**What to produce:** Nothing in the data should change when you return it, but leave the pictures out.

**Data listing:**
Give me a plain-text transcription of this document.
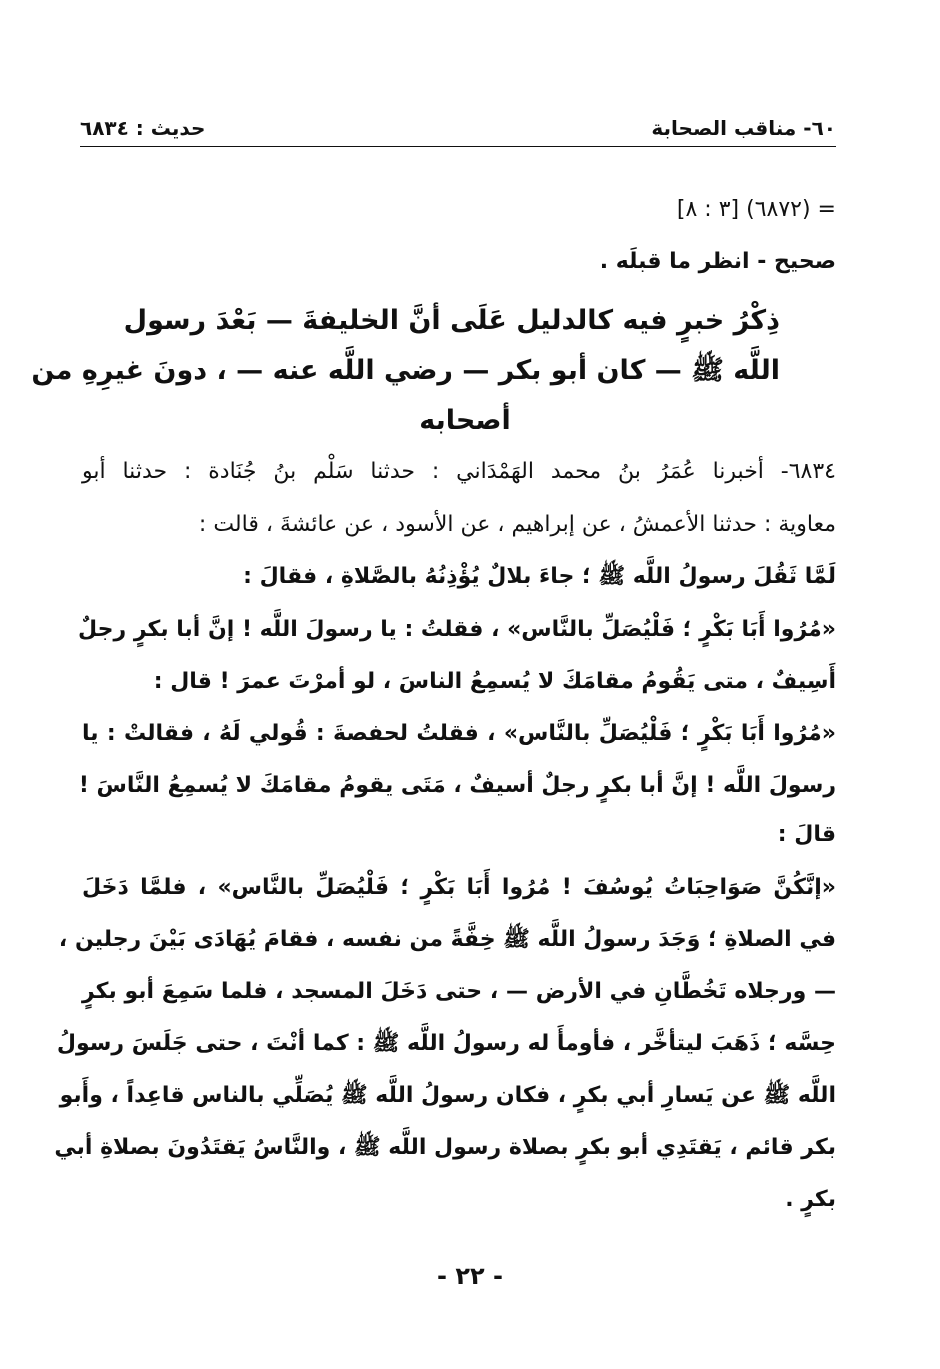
حديث : ٦٨٣٤	٦٠- مناقب الصحابة
= (٦٨٧٢) [٣ : ٨]
صحيح - انظر ما قبلَه .
ذِكْرُ خبرٍ فيه كالدليل عَلَى أنَّ الخليفةَ — بَعْدَ رسول
اللَّه ﷺ — كان أبو بكر — رضي اللَّه عنه — ، دونَ غيرِهِ من
أصحابه
٦٨٣٤- أخبرنا عُمَرُ بنُ محمد الهَمْدَاني : حدثنا سَلْم بنُ جُنَادة : حدثنا أبو
معاوية : حدثنا الأعمشُ ، عن إبراهيم ، عن الأسود ، عن عائشةَ ، قالت :
لَمَّا ثَقُلَ رسولُ اللَّه ﷺ ؛ جاءَ بلالٌ يُؤْذِنُهُ بالصَّلاةِ ، فقالَ :
«مُرُوا أَبَا بَكْرٍ ؛ فَلْيُصَلِّ بالنَّاس» ، فقلتُ : يا رسولَ اللَّه ! إنَّ أبا بكرٍ رجلٌ
أَسِيفٌ ، متى يَقُومُ مقامَكَ لا يُسمِعُ الناسَ ، لو أمرْتَ عمرَ ! قال :
«مُرُوا أَبَا بَكْرٍ ؛ فَلْيُصَلِّ بالنَّاس» ، فقلتُ لحفصةَ : قُولي لَهُ ، فقالتْ : يا
رسولَ اللَّه ! إنَّ أبا بكرٍ رجلٌ أسيفٌ ، مَتَى يقومُ مقامَكَ لا يُسمِعُ النَّاسَ !
قالَ :
«إنَّكُنَّ صَوَاحِبَاتُ يُوسُفَ ! مُرُوا أَبَا بَكْرٍ ؛ فَلْيُصَلِّ بالنَّاس» ، فلمَّا دَخَلَ
في الصلاةِ ؛ وَجَدَ رسولُ اللَّه ﷺ خِفَّةً من نفسه ، فقامَ يُهَادَى بَيْنَ رجلين ،
— ورجلاه تَخُطَّانِ في الأرض — ، حتى دَخَلَ المسجد ، فلما سَمِعَ أبو بكرٍ
حِسَّه ؛ ذَهَبَ ليتأخَّر ، فأومأَ له رسولُ اللَّه ﷺ : كما أنْتَ ، حتى جَلَسَ رسولُ
اللَّه ﷺ عن يَسارِ أبي بكرٍ ، فكان رسولُ اللَّه ﷺ يُصَلِّي بالناس قاعِداً ، وأَبو
بكر قائم ، يَقتَدِي أبو بكرٍ بصلاة رسول اللَّه ﷺ ، والنَّاسُ يَقتَدُونَ بصلاةِ أبي
بكرٍ .
- ٢٢ -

**Result for this exercise:**
Give me a plain-text transcription of this document.
حديث : ٦٨٣٤	٦٠- مناقب الصحابة
= (٦٨٧٢) [٣ : ٨]
صحيح - انظر ما قبلَه .
ذِكْرُ خبرٍ فيه كالدليل عَلَى أنَّ الخليفةَ — بَعْدَ رسول
اللَّه ﷺ — كان أبو بكر — رضي اللَّه عنه — ، دونَ غيرِهِ من
أصحابه
٦٨٣٤- أخبرنا عُمَرُ بنُ محمد الهَمْدَاني : حدثنا سَلْم بنُ جُنَادة : حدثنا أبو
معاوية : حدثنا الأعمشُ ، عن إبراهيم ، عن الأسود ، عن عائشةَ ، قالت :
لَمَّا ثَقُلَ رسولُ اللَّه ﷺ ؛ جاءَ بلالٌ يُؤْذِنُهُ بالصَّلاةِ ، فقالَ :
«مُرُوا أَبَا بَكْرٍ ؛ فَلْيُصَلِّ بالنَّاس» ، فقلتُ : يا رسولَ اللَّه ! إنَّ أبا بكرٍ رجلٌ
أَسِيفٌ ، متى يَقُومُ مقامَكَ لا يُسمِعُ الناسَ ، لو أمرْتَ عمرَ ! قال :
«مُرُوا أَبَا بَكْرٍ ؛ فَلْيُصَلِّ بالنَّاس» ، فقلتُ لحفصةَ : قُولي لَهُ ، فقالتْ : يا
رسولَ اللَّه ! إنَّ أبا بكرٍ رجلٌ أسيفٌ ، مَتَى يقومُ مقامَكَ لا يُسمِعُ النَّاسَ !
قالَ :
«إنَّكُنَّ صَوَاحِبَاتُ يُوسُفَ ! مُرُوا أَبَا بَكْرٍ ؛ فَلْيُصَلِّ بالنَّاس» ، فلمَّا دَخَلَ
في الصلاةِ ؛ وَجَدَ رسولُ اللَّه ﷺ خِفَّةً من نفسه ، فقامَ يُهَادَى بَيْنَ رجلين ،
— ورجلاه تَخُطَّانِ في الأرض — ، حتى دَخَلَ المسجد ، فلما سَمِعَ أبو بكرٍ
حِسَّه ؛ ذَهَبَ ليتأخَّر ، فأومأَ له رسولُ اللَّه ﷺ : كما أنْتَ ، حتى جَلَسَ رسولُ
اللَّه ﷺ عن يَسارِ أبي بكرٍ ، فكان رسولُ اللَّه ﷺ يُصَلِّي بالناس قاعِداً ، وأَبو
بكر قائم ، يَقتَدِي أبو بكرٍ بصلاة رسول اللَّه ﷺ ، والنَّاسُ يَقتَدُونَ بصلاةِ أبي
بكرٍ .
- ٢٢ -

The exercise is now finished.